▶ _Exercise brief_:
Determine how many lines of the entries contain "three". Reply with that number alone.

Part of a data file
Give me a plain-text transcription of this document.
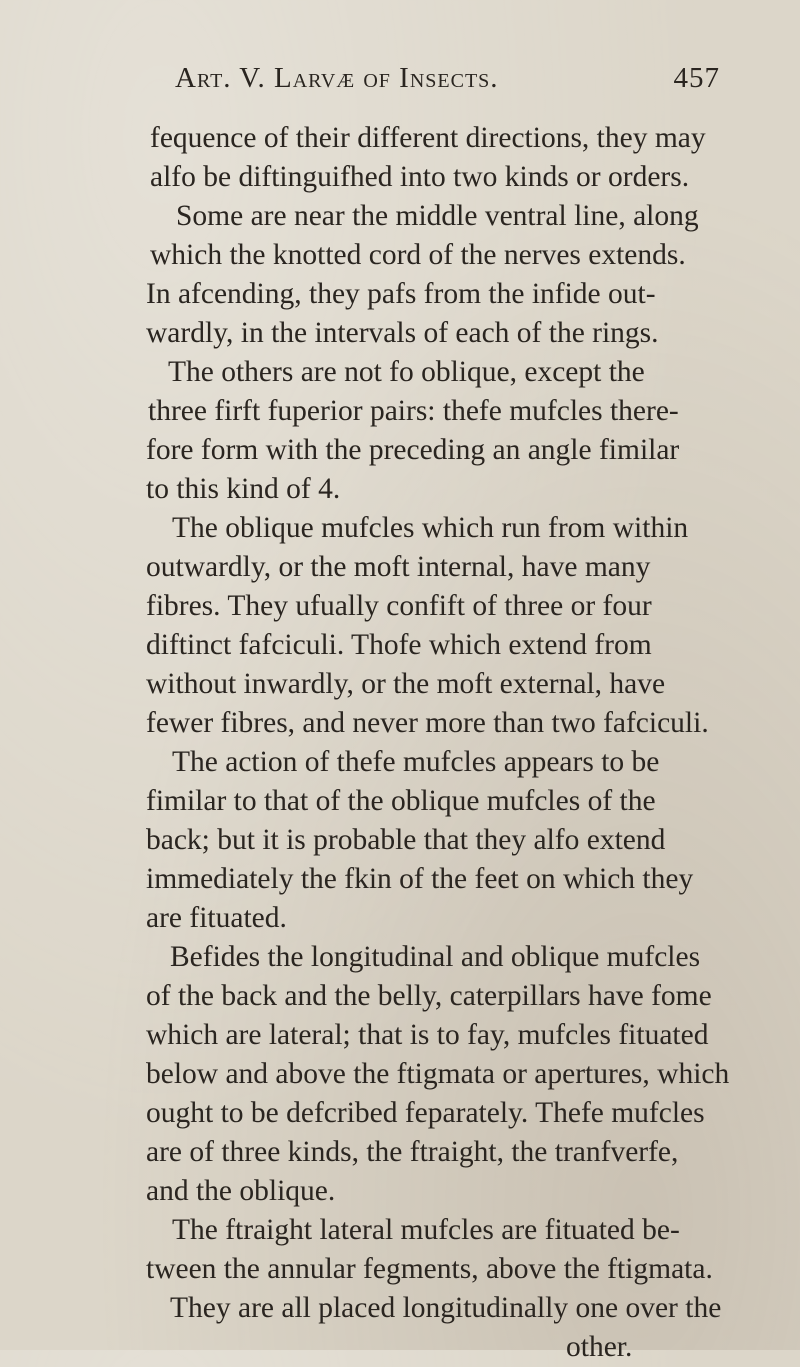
Art. V. Larvæ of Insects.	457
fequence of their different directions, they may
alfo be diftinguifhed into two kinds or orders.
Some are near the middle ventral line, along
which the knotted cord of the nerves extends.
In afcending, they pafs from the infide out-
wardly, in the intervals of each of the rings.
The others are not fo oblique, except the
three firft fuperior pairs: thefe mufcles there-
fore form with the preceding an angle fimilar
to this kind of 4.
The oblique mufcles which run from within
outwardly, or the moft internal, have many
fibres. They ufually confift of three or four
diftinct fafciculi. Thofe which extend from
without inwardly, or the moft external, have
fewer fibres, and never more than two fafciculi.
The action of thefe mufcles appears to be
fimilar to that of the oblique mufcles of the
back; but it is probable that they alfo extend
immediately the fkin of the feet on which they
are fituated.
Befides the longitudinal and oblique mufcles
of the back and the belly, caterpillars have fome
which are lateral; that is to fay, mufcles fituated
below and above the ftigmata or apertures, which
ought to be defcribed feparately. Thefe mufcles
are of three kinds, the ftraight, the tranfverfe,
and the oblique.
The ftraight lateral mufcles are fituated be-
tween the annular fegments, above the ftigmata.
They are all placed longitudinally one over the
other.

▶ _Response below_:
3